» **What needs to be done**: Search the material for the string "footer", then return every line where it is found.

Start of Data listing

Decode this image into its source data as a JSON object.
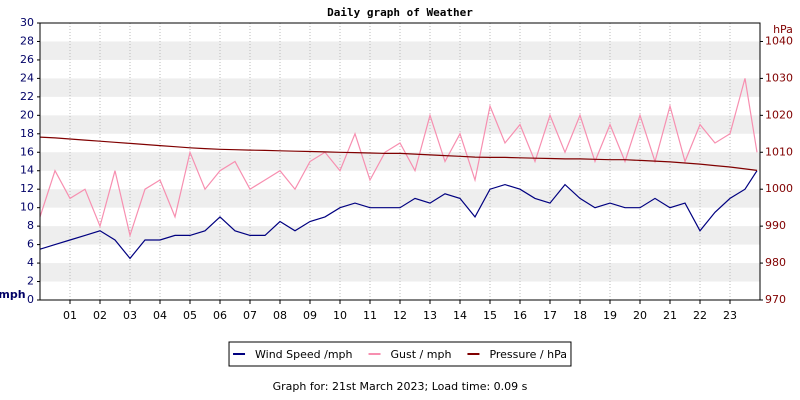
{
  "chart_data": {
    "type": "line",
    "title": "Daily graph of Weather",
    "y_label": "mph",
    "y2_label": "hPa",
    "footer": "Graph for: 21st March 2023; Load time: 0.09 s",
    "xlim": [
      0,
      24
    ],
    "xticks": [
      {
        "value": 1,
        "label": "01"
      },
      {
        "value": 2,
        "label": "02"
      },
      {
        "value": 3,
        "label": "03"
      },
      {
        "value": 4,
        "label": "04"
      },
      {
        "value": 5,
        "label": "05"
      },
      {
        "value": 6,
        "label": "06"
      },
      {
        "value": 7,
        "label": "07"
      },
      {
        "value": 8,
        "label": "08"
      },
      {
        "value": 9,
        "label": "09"
      },
      {
        "value": 10,
        "label": "10"
      },
      {
        "value": 11,
        "label": "11"
      },
      {
        "value": 12,
        "label": "12"
      },
      {
        "value": 13,
        "label": "13"
      },
      {
        "value": 14,
        "label": "14"
      },
      {
        "value": 15,
        "label": "15"
      },
      {
        "value": 16,
        "label": "16"
      },
      {
        "value": 17,
        "label": "17"
      },
      {
        "value": 18,
        "label": "18"
      },
      {
        "value": 19,
        "label": "19"
      },
      {
        "value": 20,
        "label": "20"
      },
      {
        "value": 21,
        "label": "21"
      },
      {
        "value": 22,
        "label": "22"
      },
      {
        "value": 23,
        "label": "23"
      }
    ],
    "ylim": [
      0,
      30
    ],
    "yticks": [
      0,
      2,
      4,
      6,
      8,
      10,
      12,
      14,
      16,
      18,
      20,
      22,
      24,
      26,
      28,
      30
    ],
    "y2lim": [
      970,
      1045
    ],
    "y2ticks": [
      970,
      980,
      990,
      1000,
      1010,
      1020,
      1030,
      1040
    ],
    "grid": true,
    "legend": "bottom",
    "x": [
      0,
      0.5,
      1,
      1.5,
      2,
      2.5,
      3,
      3.5,
      4,
      4.5,
      5,
      5.5,
      6,
      6.5,
      7,
      7.5,
      8,
      8.5,
      9,
      9.5,
      10,
      10.5,
      11,
      11.5,
      12,
      12.5,
      13,
      13.5,
      14,
      14.5,
      15,
      15.5,
      16,
      16.5,
      17,
      17.5,
      18,
      18.5,
      19,
      19.5,
      20,
      20.5,
      21,
      21.5,
      22,
      22.5,
      23,
      23.5,
      23.9
    ],
    "series": [
      {
        "name": "Wind Speed /mph",
        "color": "#000080",
        "values": [
          5.5,
          6,
          6.5,
          7,
          7.5,
          6.5,
          4.5,
          6.5,
          6.5,
          7,
          7,
          7.5,
          9,
          7.5,
          7,
          7,
          8.5,
          7.5,
          8.5,
          9,
          10,
          10.5,
          10,
          10,
          10,
          11,
          10.5,
          11.5,
          11,
          9,
          12,
          12.5,
          12,
          11,
          10.5,
          12.5,
          11,
          10,
          10.5,
          10,
          10,
          11,
          10,
          10.5,
          7.5,
          9.5,
          11,
          12,
          14
        ]
      },
      {
        "name": "Gust / mph",
        "color": "#f78fb0",
        "values": [
          9,
          14,
          11,
          12,
          8,
          14,
          7,
          12,
          13,
          9,
          16,
          12,
          14,
          15,
          12,
          13,
          14,
          12,
          15,
          16,
          14,
          18,
          13,
          16,
          17,
          14,
          20,
          15,
          18,
          13,
          21,
          17,
          19,
          15,
          20,
          16,
          20,
          15,
          19,
          15,
          20,
          15,
          21,
          15,
          19,
          17,
          18,
          24,
          16
        ]
      },
      {
        "name": "Pressure / hPa",
        "color": "#800000",
        "axis": "y2",
        "values": [
          1014.1,
          1013.9,
          1013.6,
          1013.3,
          1013.0,
          1012.7,
          1012.4,
          1012.1,
          1011.8,
          1011.5,
          1011.2,
          1011.0,
          1010.8,
          1010.7,
          1010.6,
          1010.5,
          1010.4,
          1010.3,
          1010.2,
          1010.1,
          1010.0,
          1009.9,
          1009.8,
          1009.7,
          1009.7,
          1009.5,
          1009.3,
          1009.1,
          1008.9,
          1008.7,
          1008.6,
          1008.6,
          1008.5,
          1008.4,
          1008.3,
          1008.2,
          1008.2,
          1008.1,
          1008.0,
          1008.0,
          1007.8,
          1007.6,
          1007.4,
          1007.1,
          1006.8,
          1006.4,
          1006.0,
          1005.5,
          1005.1
        ]
      }
    ]
  }
}
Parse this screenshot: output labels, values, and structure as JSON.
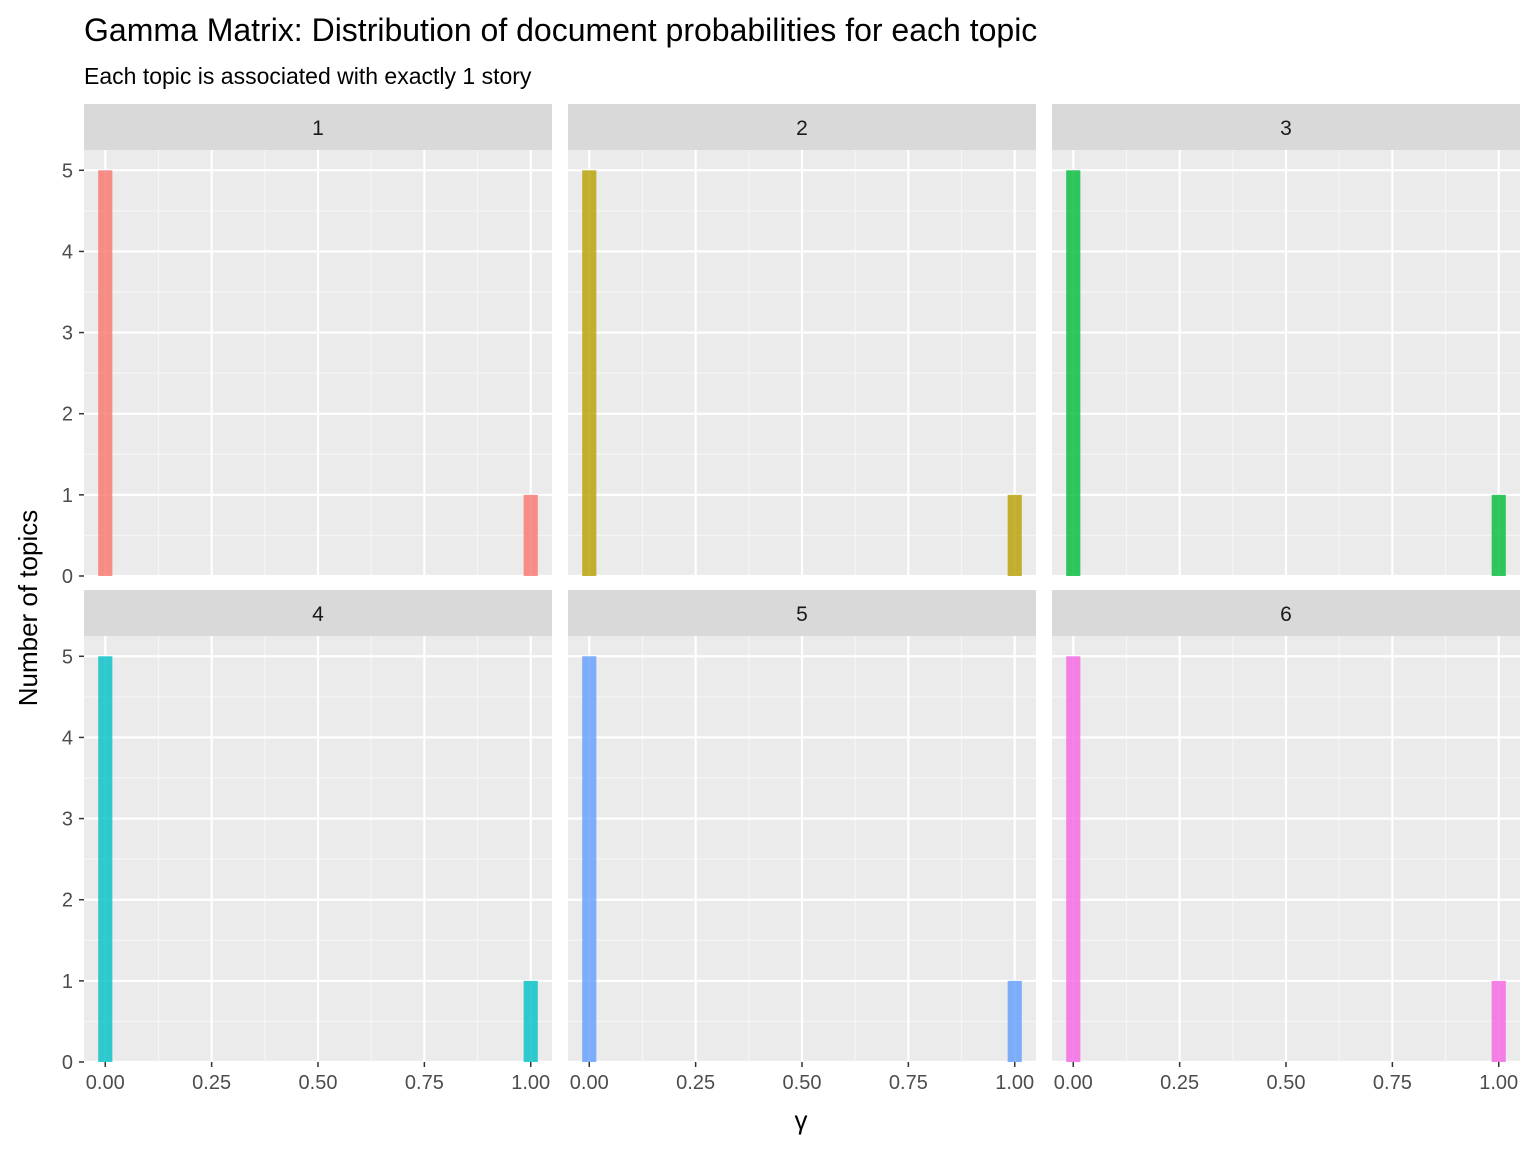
{
  "chart_data": {
    "type": "bar",
    "title": "Gamma Matrix: Distribution of document probabilities for each topic",
    "subtitle": "Each topic is associated with exactly 1 story",
    "xlabel": "γ",
    "ylabel": "Number of topics",
    "xlim": [
      -0.05,
      1.05
    ],
    "ylim": [
      0,
      5.25
    ],
    "x_ticks": [
      "0.00",
      "0.25",
      "0.50",
      "0.75",
      "1.00"
    ],
    "y_ticks": [
      "0",
      "1",
      "2",
      "3",
      "4",
      "5"
    ],
    "grid": true,
    "layout": "facet grid 2 rows x 3 columns",
    "series": [
      {
        "facet": "1",
        "color": "#F8766D",
        "x": [
          0.0,
          1.0
        ],
        "values": [
          5,
          1
        ]
      },
      {
        "facet": "2",
        "color": "#B79F00",
        "x": [
          0.0,
          1.0
        ],
        "values": [
          5,
          1
        ]
      },
      {
        "facet": "3",
        "color": "#00BA38",
        "x": [
          0.0,
          1.0
        ],
        "values": [
          5,
          1
        ]
      },
      {
        "facet": "4",
        "color": "#00BFC4",
        "x": [
          0.0,
          1.0
        ],
        "values": [
          5,
          1
        ]
      },
      {
        "facet": "5",
        "color": "#619CFF",
        "x": [
          0.0,
          1.0
        ],
        "values": [
          5,
          1
        ]
      },
      {
        "facet": "6",
        "color": "#F564E3",
        "x": [
          0.0,
          1.0
        ],
        "values": [
          5,
          1
        ]
      }
    ]
  }
}
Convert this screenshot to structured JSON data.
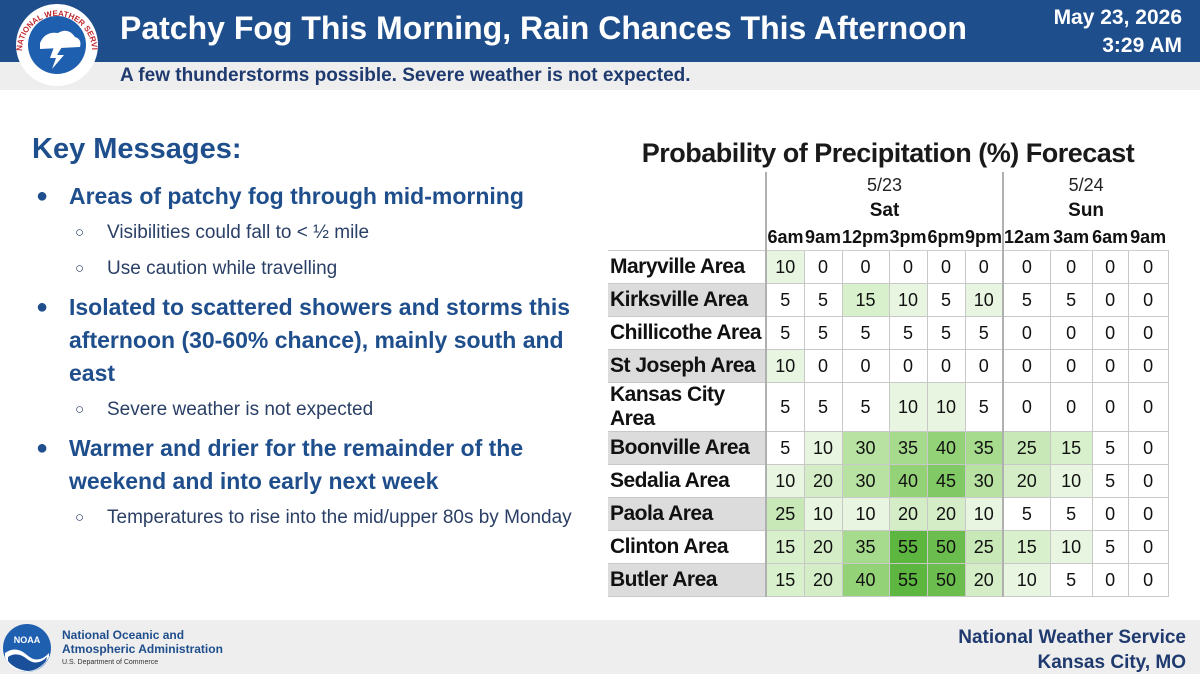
{
  "header": {
    "title": "Patchy Fog This Morning, Rain Chances This Afternoon",
    "date": "May 23, 2026",
    "time": "3:29 AM",
    "subtitle": "A few thunderstorms possible. Severe weather is not expected.",
    "logo_text": "NATIONAL WEATHER SERVICE"
  },
  "key_messages": {
    "title": "Key Messages:",
    "items": [
      {
        "text": "Areas of patchy fog through mid-morning",
        "subs": [
          "Visibilities could fall to < ½ mile",
          "Use caution while travelling"
        ]
      },
      {
        "text": "Isolated to scattered showers and storms this afternoon (30-60% chance), mainly south and east",
        "subs": [
          "Severe weather is not expected"
        ]
      },
      {
        "text": "Warmer and drier for the remainder of the weekend and into early next week",
        "subs": [
          "Temperatures to rise into the mid/upper 80s by Monday"
        ]
      }
    ]
  },
  "chart_data": {
    "type": "table",
    "title": "Probability of Precipitation (%) Forecast",
    "days": [
      {
        "date": "5/23",
        "name": "Sat",
        "hours": [
          "6am",
          "9am",
          "12pm",
          "3pm",
          "6pm",
          "9pm"
        ]
      },
      {
        "date": "5/24",
        "name": "Sun",
        "hours": [
          "12am",
          "3am",
          "6am",
          "9am"
        ]
      }
    ],
    "columns": [
      "6am",
      "9am",
      "12pm",
      "3pm",
      "6pm",
      "9pm",
      "12am",
      "3am",
      "6am",
      "9am"
    ],
    "rows": [
      {
        "area": "Maryville Area",
        "values": [
          10,
          0,
          0,
          0,
          0,
          0,
          0,
          0,
          0,
          0
        ]
      },
      {
        "area": "Kirksville Area",
        "values": [
          5,
          5,
          15,
          10,
          5,
          10,
          5,
          5,
          0,
          0
        ]
      },
      {
        "area": "Chillicothe Area",
        "values": [
          5,
          5,
          5,
          5,
          5,
          5,
          0,
          0,
          0,
          0
        ]
      },
      {
        "area": "St Joseph Area",
        "values": [
          10,
          0,
          0,
          0,
          0,
          0,
          0,
          0,
          0,
          0
        ]
      },
      {
        "area": "Kansas City Area",
        "values": [
          5,
          5,
          5,
          10,
          10,
          5,
          0,
          0,
          0,
          0
        ]
      },
      {
        "area": "Boonville Area",
        "values": [
          5,
          10,
          30,
          35,
          40,
          35,
          25,
          15,
          5,
          0
        ]
      },
      {
        "area": "Sedalia Area",
        "values": [
          10,
          20,
          30,
          40,
          45,
          30,
          20,
          10,
          5,
          0
        ]
      },
      {
        "area": "Paola Area",
        "values": [
          25,
          10,
          10,
          20,
          20,
          10,
          5,
          5,
          0,
          0
        ]
      },
      {
        "area": "Clinton Area",
        "values": [
          15,
          20,
          35,
          55,
          50,
          25,
          15,
          10,
          5,
          0
        ]
      },
      {
        "area": "Butler Area",
        "values": [
          15,
          20,
          40,
          55,
          50,
          20,
          10,
          5,
          0,
          0
        ]
      }
    ]
  },
  "colors": {
    "header_bg": "#1f4e8c",
    "scale": {
      "0": "#ffffff",
      "5": "#ffffff",
      "10": "#e8f5e0",
      "15": "#d9f0cd",
      "20": "#d4edc7",
      "25": "#c8e8b8",
      "30": "#b8e2a2",
      "35": "#a6da8c",
      "40": "#94d278",
      "45": "#80c964",
      "50": "#6bbe4e",
      "55": "#5cb63f"
    }
  },
  "footer": {
    "noaa_logo": "NOAA",
    "noaa_line1": "National Oceanic and",
    "noaa_line2": "Atmospheric Administration",
    "noaa_dept": "U.S. Department of Commerce",
    "nws_line1": "National Weather Service",
    "nws_line2": "Kansas City, MO"
  }
}
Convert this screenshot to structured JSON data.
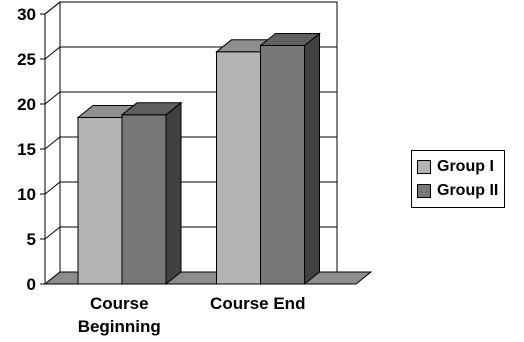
{
  "chart_data": {
    "type": "bar",
    "categories": [
      "Course\nBeginning",
      "Course End"
    ],
    "series": [
      {
        "name": "Group I",
        "values": [
          18.5,
          25.8
        ],
        "color": "#b3b3b3"
      },
      {
        "name": "Group II",
        "values": [
          18.8,
          26.5
        ],
        "color": "#777777"
      }
    ],
    "ylim": [
      0,
      30
    ],
    "yticks": [
      0,
      5,
      10,
      15,
      20,
      25,
      30
    ],
    "grid": true,
    "three_d": true,
    "legend_position": "right"
  }
}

End of Data listing

» **Complete output**:
    "footer": "Graph for: 21st March 2023; Load time: 0.09 s",
  "footer": {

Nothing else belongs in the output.